Stated problem:
Extract the lines that carry the string "TRACCION" from the listing.

Record list:

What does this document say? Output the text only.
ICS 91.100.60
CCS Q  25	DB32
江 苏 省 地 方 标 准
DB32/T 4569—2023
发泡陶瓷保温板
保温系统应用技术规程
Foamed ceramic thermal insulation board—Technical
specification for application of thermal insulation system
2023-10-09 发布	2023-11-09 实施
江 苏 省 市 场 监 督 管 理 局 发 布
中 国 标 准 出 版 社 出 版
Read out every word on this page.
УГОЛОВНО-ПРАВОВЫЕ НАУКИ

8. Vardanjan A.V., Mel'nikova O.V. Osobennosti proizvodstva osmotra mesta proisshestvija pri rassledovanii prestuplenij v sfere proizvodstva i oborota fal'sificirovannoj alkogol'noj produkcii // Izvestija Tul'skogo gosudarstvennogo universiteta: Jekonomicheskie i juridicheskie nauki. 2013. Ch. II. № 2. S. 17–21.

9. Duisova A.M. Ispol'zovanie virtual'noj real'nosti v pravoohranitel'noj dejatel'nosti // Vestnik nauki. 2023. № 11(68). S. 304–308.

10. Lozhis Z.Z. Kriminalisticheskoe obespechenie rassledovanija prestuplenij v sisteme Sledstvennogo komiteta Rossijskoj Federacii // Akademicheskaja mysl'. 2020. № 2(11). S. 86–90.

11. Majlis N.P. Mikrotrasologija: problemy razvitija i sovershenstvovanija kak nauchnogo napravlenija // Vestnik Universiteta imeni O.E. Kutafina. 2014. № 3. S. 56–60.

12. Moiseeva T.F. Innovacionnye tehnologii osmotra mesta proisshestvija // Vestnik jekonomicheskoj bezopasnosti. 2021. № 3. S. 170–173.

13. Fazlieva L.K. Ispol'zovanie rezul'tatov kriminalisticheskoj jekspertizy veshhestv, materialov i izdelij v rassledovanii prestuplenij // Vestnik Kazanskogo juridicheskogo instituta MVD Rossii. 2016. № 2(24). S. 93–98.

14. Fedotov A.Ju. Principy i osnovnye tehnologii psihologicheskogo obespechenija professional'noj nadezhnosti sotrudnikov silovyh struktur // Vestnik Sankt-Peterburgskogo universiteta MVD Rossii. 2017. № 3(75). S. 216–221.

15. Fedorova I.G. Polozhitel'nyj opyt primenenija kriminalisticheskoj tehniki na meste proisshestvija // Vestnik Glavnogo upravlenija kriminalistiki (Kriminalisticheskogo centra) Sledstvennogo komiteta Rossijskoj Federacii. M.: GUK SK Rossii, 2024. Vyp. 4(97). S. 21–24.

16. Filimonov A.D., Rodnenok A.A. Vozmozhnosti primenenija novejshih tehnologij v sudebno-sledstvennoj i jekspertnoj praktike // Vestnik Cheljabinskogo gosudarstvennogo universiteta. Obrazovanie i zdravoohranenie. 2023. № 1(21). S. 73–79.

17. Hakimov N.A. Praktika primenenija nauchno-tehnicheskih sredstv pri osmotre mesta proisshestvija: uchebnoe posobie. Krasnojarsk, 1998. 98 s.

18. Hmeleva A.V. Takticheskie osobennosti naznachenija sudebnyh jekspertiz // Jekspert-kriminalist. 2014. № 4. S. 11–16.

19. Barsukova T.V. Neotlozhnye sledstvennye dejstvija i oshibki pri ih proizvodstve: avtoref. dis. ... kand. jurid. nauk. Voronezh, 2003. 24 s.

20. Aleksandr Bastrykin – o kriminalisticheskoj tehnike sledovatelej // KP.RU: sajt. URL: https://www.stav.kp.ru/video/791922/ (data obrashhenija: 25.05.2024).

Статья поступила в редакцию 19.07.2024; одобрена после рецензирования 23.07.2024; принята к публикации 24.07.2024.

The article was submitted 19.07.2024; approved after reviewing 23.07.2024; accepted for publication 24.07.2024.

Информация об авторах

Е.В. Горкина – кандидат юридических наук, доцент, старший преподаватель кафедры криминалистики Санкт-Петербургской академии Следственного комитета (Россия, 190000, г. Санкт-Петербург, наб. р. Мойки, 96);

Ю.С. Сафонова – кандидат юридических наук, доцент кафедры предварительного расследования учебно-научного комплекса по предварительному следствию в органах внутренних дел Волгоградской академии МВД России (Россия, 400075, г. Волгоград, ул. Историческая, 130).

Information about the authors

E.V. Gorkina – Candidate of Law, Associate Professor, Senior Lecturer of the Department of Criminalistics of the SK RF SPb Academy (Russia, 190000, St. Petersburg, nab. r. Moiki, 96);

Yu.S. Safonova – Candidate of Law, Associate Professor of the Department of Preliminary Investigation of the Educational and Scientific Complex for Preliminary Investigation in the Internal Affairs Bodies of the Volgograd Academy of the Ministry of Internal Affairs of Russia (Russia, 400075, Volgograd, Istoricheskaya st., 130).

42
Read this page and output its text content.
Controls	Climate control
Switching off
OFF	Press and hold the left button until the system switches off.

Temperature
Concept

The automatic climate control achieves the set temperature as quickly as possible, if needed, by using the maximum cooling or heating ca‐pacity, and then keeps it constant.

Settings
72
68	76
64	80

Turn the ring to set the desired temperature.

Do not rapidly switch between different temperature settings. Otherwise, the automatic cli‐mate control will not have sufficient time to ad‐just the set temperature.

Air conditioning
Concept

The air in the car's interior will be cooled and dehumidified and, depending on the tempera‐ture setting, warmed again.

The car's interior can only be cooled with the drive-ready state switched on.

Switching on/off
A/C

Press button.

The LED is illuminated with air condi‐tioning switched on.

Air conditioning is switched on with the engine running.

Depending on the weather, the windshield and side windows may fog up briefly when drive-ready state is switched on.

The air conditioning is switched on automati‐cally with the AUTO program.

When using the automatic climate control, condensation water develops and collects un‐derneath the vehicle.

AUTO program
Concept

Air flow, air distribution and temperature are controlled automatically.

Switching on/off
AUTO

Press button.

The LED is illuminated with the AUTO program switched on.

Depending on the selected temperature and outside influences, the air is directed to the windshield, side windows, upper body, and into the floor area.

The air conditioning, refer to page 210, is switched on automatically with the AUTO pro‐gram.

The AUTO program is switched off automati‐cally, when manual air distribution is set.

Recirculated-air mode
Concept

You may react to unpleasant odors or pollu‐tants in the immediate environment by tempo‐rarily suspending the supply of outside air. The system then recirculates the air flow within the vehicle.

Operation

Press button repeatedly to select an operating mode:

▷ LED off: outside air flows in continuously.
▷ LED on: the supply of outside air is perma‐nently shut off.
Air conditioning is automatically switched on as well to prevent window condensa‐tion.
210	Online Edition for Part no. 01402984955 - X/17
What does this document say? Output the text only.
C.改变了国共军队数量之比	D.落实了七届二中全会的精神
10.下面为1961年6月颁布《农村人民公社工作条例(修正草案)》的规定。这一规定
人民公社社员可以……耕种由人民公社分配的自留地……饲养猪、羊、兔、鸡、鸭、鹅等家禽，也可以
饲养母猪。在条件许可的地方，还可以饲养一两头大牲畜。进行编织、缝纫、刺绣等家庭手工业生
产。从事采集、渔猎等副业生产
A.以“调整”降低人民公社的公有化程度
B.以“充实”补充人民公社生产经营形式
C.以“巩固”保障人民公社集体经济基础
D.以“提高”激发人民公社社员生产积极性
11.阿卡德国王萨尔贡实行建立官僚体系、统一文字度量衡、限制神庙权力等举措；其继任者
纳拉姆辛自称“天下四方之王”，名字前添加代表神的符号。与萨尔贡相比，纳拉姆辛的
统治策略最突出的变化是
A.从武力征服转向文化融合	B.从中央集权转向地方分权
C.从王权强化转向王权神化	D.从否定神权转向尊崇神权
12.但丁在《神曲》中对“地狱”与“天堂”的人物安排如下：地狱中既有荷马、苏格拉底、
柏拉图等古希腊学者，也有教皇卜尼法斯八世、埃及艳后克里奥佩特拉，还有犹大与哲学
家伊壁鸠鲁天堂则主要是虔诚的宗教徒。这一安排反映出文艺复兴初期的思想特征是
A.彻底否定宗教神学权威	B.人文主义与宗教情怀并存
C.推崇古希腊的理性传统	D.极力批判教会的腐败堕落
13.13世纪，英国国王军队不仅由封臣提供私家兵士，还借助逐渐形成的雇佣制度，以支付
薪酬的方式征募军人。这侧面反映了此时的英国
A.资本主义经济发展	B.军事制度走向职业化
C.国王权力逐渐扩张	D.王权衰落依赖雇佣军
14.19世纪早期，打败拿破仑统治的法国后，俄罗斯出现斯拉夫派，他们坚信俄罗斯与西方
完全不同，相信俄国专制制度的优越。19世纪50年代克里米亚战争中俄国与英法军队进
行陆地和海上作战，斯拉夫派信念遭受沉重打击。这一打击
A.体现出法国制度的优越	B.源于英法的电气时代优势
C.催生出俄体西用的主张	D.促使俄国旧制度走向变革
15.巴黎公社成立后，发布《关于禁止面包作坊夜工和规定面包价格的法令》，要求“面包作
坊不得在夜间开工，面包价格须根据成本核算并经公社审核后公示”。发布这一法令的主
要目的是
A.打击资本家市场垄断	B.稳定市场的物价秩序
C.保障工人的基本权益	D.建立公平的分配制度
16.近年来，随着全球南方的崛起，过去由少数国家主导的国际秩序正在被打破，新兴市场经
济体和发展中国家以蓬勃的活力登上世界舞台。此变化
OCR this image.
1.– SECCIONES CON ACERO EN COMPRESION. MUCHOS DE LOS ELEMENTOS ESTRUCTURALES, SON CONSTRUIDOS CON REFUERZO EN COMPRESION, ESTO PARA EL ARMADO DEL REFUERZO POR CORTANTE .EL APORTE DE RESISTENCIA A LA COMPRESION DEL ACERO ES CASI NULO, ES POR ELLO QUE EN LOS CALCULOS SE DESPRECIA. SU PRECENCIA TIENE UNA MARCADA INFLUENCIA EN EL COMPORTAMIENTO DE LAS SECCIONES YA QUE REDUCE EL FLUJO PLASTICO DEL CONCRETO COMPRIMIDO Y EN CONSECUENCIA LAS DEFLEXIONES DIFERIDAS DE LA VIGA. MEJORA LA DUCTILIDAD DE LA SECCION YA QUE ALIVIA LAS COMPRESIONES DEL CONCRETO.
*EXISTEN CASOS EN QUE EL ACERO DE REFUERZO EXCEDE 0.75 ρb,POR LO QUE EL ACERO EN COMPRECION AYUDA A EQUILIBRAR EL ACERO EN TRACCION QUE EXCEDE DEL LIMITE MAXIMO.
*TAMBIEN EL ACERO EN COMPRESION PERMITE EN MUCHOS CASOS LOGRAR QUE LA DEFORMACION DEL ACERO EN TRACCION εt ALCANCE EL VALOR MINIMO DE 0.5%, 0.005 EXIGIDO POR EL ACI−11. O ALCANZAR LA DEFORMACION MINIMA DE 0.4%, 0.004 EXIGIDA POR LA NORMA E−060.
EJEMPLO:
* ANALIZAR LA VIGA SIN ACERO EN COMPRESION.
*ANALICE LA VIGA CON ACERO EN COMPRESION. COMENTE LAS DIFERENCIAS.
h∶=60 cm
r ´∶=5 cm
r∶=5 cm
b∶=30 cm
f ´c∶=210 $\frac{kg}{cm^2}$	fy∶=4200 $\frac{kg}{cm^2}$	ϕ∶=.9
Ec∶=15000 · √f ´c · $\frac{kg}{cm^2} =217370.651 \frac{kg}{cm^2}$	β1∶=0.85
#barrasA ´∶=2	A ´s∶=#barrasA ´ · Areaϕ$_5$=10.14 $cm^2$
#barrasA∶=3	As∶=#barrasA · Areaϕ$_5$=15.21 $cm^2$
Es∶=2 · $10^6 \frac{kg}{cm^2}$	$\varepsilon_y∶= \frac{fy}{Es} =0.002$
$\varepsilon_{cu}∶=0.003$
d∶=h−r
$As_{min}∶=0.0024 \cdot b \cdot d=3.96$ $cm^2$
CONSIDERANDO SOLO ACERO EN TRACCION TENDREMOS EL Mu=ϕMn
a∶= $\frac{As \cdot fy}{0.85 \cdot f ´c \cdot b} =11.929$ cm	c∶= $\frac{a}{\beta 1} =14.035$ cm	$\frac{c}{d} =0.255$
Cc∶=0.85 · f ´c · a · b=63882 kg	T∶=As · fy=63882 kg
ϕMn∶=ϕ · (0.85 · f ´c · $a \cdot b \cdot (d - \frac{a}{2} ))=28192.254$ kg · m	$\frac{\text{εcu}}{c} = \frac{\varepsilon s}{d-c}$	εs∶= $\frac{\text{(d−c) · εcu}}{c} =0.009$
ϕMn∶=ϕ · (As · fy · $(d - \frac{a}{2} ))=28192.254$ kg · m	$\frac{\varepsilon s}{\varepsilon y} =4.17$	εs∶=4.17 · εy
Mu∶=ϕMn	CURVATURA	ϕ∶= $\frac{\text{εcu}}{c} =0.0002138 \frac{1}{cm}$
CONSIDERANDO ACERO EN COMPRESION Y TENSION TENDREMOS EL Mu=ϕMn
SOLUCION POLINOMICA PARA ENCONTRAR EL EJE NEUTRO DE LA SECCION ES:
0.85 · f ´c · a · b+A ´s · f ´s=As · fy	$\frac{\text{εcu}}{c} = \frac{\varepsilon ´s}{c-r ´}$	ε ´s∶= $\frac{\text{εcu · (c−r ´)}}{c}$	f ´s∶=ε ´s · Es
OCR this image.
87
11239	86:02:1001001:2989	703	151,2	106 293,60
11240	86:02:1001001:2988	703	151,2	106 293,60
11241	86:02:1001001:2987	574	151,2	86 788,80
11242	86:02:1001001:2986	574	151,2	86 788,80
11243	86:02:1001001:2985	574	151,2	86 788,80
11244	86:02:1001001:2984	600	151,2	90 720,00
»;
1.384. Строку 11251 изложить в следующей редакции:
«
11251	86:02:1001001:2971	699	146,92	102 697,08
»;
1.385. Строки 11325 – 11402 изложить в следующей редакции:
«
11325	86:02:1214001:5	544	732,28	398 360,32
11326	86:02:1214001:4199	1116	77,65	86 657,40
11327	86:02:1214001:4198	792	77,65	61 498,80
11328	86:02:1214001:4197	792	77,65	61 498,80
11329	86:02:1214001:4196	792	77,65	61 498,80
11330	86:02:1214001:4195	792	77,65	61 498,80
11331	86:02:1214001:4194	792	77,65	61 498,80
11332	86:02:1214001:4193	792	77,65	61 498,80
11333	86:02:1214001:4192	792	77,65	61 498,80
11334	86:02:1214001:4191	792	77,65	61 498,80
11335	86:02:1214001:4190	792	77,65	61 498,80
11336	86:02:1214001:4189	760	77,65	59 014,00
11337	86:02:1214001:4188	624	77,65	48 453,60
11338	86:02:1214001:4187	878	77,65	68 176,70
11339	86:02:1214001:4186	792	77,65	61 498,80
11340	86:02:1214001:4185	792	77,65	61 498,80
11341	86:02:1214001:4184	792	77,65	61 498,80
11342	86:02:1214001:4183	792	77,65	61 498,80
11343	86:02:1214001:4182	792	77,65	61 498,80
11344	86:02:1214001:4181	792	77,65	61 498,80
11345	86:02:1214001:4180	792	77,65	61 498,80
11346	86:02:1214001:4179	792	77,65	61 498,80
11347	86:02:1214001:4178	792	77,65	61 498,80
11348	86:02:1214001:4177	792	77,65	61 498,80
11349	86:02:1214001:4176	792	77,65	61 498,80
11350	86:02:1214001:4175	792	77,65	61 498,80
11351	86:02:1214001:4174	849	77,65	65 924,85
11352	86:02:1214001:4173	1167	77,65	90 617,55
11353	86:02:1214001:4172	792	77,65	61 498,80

Answer:
*EXISTEN CASOS EN QUE EL ACERO DE REFUERZO EXCEDE 0.75 ρb,POR LO QUE EL ACERO EN COMPRECION AYUDA A EQUILIBRAR EL ACERO EN TRACCION QUE EXCEDE DEL LIMITE MAXIMO.
*TAMBIEN EL ACERO EN COMPRESION PERMITE EN MUCHOS CASOS LOGRAR QUE LA DEFORMACION DEL ACERO EN TRACCION εt ALCANCE EL VALOR MINIMO DE 0.5%, 0.005 EXIGIDO POR EL ACI−11. O ALCANZAR LA DEFORMACION MINIMA DE 0.4%, 0.004 EXIGIDA POR LA NORMA E−060.
CONSIDERANDO SOLO ACERO EN TRACCION TENDREMOS EL Mu=ϕMn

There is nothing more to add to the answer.